What you need to do
- a) Decide whether each statement agrees with the range war blog post, answering yes or no and quoting the words that settle it: (i) The post describes Dorinson's piece as a funny diatribe. (ii) The author shared the piece only after it spread to NewWest. (iii) The commenter presents Dorinson as someone who writes without seeking any form of support.
- b) Reproduce the range war blog post word for word, from "Range War In the WestFOXNews.com" up to and including "it as well.".

Page excerpt

**********

Range War in the West

Patrick Dorinson has taken aim at one group of rabble-rousers you may be familiar with :

Range War In the WestFOXNews.com

But some environmentalist outlaws like the Western Watersheds Project had no interest in compromise and since have used and abused the legal system of this country to deny the ranchers their rights and seeks to have the U.S. Government abrogate the legal contracts that allows them to use public lands for grazing.

It’s a funny diatribe, Patrick goes to great lengths to fit in every last possible piece of mud drawing upon over a decade of uninformed cliché, contrived stereotype and baseless accusation.

Every once in awhile these guys need a really good rage in print – good on ’em.  At first I wasn’t going to post it, but it spread to NewWest so I figured we should share it as well.

11 thoughts on “Range War in the West

  1. I believe you’ll find that Dorinson generally acts as a hired gun and voices material that either others already fund or otherwise “support” him to voice or as bait to get funding or some other form of “support” from others. He’s a bread and butter kind of guy; he seeks out ways to butter his bread.

**********

Entries shown
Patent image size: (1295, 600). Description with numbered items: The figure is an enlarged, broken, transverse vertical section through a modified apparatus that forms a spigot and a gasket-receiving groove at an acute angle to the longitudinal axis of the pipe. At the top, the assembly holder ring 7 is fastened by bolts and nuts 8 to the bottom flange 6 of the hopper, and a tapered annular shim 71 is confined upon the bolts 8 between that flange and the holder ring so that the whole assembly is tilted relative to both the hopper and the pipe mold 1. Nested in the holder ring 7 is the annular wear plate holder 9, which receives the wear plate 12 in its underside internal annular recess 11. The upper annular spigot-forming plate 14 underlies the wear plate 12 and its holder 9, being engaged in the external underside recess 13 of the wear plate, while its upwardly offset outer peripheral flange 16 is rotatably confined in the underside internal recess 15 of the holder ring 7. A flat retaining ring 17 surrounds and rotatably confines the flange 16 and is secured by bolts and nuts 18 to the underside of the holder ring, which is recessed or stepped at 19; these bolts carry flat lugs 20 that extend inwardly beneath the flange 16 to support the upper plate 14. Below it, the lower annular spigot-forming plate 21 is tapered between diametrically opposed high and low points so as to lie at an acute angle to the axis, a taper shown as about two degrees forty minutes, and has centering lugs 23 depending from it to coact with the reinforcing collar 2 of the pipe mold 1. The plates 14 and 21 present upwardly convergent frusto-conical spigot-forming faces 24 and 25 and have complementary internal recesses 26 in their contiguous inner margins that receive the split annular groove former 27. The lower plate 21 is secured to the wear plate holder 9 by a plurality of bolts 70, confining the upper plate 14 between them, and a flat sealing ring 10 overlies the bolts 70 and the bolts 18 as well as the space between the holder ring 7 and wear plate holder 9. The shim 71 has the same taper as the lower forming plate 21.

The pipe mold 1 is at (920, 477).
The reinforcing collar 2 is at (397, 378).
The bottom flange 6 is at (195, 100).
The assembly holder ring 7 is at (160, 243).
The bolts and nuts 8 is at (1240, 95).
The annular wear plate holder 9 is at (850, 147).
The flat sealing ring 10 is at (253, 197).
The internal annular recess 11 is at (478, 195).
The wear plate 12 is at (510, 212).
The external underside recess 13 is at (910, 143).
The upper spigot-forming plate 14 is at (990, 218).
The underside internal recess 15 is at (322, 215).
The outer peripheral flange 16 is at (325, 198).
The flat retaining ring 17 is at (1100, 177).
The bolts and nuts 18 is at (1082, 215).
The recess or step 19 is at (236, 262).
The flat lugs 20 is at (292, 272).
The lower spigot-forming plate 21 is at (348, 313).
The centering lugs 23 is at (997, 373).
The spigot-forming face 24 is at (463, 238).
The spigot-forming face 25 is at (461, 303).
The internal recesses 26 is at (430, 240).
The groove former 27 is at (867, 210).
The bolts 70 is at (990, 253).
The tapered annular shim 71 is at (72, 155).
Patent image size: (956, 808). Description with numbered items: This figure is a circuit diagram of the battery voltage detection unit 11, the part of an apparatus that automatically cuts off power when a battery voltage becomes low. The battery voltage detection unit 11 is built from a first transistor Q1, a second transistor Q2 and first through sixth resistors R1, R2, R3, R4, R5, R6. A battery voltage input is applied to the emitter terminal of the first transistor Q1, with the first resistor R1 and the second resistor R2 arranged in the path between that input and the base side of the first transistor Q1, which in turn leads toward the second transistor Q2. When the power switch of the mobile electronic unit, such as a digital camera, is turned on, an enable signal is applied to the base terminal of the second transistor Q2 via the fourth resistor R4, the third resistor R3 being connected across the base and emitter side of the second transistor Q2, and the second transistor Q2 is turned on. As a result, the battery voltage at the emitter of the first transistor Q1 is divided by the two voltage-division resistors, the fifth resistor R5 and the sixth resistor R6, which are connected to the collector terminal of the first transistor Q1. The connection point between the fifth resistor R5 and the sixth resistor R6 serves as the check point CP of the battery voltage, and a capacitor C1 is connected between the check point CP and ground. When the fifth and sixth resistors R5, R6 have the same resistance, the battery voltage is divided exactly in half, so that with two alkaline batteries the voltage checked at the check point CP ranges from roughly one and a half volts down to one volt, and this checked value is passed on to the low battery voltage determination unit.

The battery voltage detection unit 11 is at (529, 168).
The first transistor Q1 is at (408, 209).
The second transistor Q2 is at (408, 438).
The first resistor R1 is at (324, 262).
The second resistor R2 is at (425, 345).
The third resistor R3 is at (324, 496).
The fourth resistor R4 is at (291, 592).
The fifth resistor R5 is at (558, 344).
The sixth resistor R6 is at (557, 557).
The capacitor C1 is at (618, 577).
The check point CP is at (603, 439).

**********

Responses to the tasks
- a)
(i) Yes: "It’s a funny diatribe"
(ii) Yes: "At first I wasn’t going to post it, but it spread to NewWest so I figured we should share it as well."
(iii) No: "voices material that either others already fund or otherwise “support” him to voice or as bait to get funding or some other form of “support” from others"

- b)
Range War In the WestFOXNews.com

But some environmentalist outlaws like the Western Watersheds Project had no interest in compromise and since have used and abused the legal system of this country to deny the ranchers their rights and seeks to have the U.S. Government abrogate the legal contracts that allows them to use public lands for grazing.

It’s a funny diatribe, Patrick goes to great lengths to fit in every last possible piece of mud drawing upon over a decade of uninformed cliché, contrived stereotype and baseless accusation.

Every once in awhile these guys need a really good rage in print – good on ’em.  At first I wasn’t going to post it, but it spread to NewWest so I figured we should share it as well.